--- begin DATA RECORDS ---

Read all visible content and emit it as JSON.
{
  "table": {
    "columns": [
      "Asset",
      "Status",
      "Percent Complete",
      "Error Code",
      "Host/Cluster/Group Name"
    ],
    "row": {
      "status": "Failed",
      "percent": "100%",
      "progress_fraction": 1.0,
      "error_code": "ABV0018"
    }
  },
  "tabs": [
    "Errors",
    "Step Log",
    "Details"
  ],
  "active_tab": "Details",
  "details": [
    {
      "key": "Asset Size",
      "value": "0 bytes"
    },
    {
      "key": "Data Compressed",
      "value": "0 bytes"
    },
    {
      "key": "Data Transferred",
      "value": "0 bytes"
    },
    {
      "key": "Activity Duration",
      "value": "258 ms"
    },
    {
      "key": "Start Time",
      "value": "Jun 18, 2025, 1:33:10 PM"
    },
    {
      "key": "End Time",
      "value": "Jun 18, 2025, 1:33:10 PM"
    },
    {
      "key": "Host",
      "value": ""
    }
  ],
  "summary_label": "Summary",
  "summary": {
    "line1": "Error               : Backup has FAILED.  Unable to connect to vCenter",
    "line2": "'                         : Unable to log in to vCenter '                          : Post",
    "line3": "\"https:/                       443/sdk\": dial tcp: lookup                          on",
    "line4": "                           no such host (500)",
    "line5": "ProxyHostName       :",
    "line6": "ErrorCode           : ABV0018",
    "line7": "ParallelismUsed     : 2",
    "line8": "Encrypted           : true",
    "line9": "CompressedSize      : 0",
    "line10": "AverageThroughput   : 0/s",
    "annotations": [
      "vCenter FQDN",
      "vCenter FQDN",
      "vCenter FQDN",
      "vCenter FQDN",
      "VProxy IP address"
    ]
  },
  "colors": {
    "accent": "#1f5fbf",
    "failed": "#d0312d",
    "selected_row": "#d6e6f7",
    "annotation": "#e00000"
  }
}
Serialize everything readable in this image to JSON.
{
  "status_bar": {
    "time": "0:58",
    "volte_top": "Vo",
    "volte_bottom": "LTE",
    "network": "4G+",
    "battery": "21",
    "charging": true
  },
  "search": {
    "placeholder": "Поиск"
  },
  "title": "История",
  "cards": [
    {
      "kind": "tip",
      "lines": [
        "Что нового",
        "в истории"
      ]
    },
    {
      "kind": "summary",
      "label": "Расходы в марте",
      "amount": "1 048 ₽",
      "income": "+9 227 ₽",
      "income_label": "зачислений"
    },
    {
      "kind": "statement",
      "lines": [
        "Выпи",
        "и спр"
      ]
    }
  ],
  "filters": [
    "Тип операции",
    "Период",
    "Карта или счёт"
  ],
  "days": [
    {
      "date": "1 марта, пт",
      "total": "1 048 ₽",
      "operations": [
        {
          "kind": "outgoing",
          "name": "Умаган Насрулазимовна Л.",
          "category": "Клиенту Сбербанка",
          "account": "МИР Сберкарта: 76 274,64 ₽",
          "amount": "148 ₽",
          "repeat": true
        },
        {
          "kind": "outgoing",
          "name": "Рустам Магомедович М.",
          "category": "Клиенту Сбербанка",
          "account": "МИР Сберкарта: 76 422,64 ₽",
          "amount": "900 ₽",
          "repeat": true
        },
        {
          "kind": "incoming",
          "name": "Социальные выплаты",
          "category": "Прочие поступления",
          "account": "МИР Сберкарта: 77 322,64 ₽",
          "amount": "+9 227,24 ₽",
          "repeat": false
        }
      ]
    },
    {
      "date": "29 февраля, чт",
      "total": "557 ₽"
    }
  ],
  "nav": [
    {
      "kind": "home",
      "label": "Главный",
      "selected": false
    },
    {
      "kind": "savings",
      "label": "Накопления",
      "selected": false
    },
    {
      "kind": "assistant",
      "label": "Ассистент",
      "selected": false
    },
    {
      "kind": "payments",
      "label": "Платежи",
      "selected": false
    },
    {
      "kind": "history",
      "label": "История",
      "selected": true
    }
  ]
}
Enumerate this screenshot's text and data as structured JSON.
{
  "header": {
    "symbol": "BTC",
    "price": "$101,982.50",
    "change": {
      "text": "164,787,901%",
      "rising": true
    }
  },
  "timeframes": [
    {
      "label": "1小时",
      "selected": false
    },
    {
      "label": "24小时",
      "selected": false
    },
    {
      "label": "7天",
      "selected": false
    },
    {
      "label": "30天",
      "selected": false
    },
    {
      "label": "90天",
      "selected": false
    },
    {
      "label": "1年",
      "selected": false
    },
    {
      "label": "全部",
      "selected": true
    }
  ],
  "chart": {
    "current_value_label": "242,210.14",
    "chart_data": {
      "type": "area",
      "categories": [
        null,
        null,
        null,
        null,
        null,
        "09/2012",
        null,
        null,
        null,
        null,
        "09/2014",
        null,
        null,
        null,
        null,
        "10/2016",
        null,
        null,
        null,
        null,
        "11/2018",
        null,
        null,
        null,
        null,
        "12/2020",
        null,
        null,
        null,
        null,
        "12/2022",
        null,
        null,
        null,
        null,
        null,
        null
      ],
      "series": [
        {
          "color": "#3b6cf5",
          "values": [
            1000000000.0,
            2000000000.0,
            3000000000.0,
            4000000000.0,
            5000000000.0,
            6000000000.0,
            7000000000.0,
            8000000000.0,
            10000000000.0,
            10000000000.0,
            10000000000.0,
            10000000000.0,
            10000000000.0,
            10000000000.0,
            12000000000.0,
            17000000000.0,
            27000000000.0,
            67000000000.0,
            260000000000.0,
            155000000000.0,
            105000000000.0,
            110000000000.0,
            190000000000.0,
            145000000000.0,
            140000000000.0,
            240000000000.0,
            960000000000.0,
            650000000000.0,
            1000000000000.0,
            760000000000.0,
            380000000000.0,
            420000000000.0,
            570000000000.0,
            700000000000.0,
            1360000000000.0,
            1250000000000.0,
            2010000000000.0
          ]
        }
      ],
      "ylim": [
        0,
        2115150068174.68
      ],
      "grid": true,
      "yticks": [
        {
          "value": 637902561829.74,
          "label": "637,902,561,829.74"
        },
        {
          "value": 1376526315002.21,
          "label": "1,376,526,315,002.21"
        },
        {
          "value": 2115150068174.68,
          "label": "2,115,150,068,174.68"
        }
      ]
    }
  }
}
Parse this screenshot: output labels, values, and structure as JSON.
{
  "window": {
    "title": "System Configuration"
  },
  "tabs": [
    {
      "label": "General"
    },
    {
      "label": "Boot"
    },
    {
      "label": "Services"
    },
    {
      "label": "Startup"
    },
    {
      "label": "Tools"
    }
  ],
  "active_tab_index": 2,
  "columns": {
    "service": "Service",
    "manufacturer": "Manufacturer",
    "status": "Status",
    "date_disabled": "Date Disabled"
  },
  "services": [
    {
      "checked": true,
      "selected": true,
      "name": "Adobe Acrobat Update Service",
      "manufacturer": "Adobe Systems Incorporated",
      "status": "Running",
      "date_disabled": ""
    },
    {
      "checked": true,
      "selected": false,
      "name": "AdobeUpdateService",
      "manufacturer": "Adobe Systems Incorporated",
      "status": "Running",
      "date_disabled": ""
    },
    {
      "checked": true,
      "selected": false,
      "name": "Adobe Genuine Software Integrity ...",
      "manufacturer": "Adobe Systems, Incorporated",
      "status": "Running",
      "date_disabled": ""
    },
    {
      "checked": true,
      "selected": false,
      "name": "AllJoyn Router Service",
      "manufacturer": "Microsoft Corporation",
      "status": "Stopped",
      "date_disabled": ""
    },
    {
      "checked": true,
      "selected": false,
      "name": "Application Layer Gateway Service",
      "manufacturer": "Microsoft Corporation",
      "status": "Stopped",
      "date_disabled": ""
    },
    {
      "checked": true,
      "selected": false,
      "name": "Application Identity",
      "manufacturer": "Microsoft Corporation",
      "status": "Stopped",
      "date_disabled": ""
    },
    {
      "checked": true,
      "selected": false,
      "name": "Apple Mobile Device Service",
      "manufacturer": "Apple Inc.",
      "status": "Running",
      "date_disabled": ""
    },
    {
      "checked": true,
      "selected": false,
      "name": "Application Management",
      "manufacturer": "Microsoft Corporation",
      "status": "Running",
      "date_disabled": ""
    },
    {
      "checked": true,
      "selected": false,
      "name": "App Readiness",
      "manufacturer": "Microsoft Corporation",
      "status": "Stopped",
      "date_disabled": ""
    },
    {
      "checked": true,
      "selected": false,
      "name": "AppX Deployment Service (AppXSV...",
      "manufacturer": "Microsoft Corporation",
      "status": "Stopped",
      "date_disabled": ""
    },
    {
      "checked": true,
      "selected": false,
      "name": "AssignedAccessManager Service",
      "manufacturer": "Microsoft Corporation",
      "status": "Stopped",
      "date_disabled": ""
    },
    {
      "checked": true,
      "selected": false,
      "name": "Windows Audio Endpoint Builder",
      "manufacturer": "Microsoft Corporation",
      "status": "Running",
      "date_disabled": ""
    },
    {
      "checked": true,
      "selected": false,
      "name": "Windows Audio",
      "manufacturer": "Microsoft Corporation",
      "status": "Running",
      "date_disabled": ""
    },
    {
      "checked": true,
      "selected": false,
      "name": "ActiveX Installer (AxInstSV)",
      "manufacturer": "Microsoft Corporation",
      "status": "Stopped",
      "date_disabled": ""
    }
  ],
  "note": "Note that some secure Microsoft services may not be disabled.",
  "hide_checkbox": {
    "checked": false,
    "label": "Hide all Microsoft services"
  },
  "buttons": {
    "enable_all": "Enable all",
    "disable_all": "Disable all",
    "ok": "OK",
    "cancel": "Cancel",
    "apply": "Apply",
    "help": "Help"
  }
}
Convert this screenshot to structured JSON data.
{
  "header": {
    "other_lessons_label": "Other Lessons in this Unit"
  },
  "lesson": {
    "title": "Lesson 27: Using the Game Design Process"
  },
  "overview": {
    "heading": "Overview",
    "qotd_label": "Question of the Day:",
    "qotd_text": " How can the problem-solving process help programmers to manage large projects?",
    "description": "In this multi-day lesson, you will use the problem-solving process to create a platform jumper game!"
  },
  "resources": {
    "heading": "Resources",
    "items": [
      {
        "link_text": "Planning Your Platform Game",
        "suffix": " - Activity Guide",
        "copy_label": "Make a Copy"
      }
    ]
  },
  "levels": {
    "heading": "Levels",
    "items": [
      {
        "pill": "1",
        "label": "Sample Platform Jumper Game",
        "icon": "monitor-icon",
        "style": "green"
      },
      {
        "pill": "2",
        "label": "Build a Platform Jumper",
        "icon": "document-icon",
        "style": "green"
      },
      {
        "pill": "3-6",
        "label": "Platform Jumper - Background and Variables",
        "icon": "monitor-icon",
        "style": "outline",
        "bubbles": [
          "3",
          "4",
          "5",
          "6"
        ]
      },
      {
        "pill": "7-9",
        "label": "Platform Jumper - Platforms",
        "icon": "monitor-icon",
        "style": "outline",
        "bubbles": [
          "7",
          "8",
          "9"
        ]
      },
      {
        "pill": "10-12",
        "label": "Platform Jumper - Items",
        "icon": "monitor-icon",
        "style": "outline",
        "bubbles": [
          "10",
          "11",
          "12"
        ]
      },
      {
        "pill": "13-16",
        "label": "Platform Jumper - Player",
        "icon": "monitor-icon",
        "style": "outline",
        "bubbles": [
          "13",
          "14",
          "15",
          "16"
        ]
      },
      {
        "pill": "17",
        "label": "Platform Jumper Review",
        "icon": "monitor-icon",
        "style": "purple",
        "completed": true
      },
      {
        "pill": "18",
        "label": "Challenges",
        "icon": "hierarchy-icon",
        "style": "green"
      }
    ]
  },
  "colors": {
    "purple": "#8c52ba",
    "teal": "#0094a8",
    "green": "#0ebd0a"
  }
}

--- end DATA RECORDS ---

### INSTRUCTIONS FOR THE TASK
Look above for lines with the word "heading" and copy them all.

### WRITTEN ANSWER
    "heading": "Overview",
    "heading": "Resources",
    "heading": "Levels",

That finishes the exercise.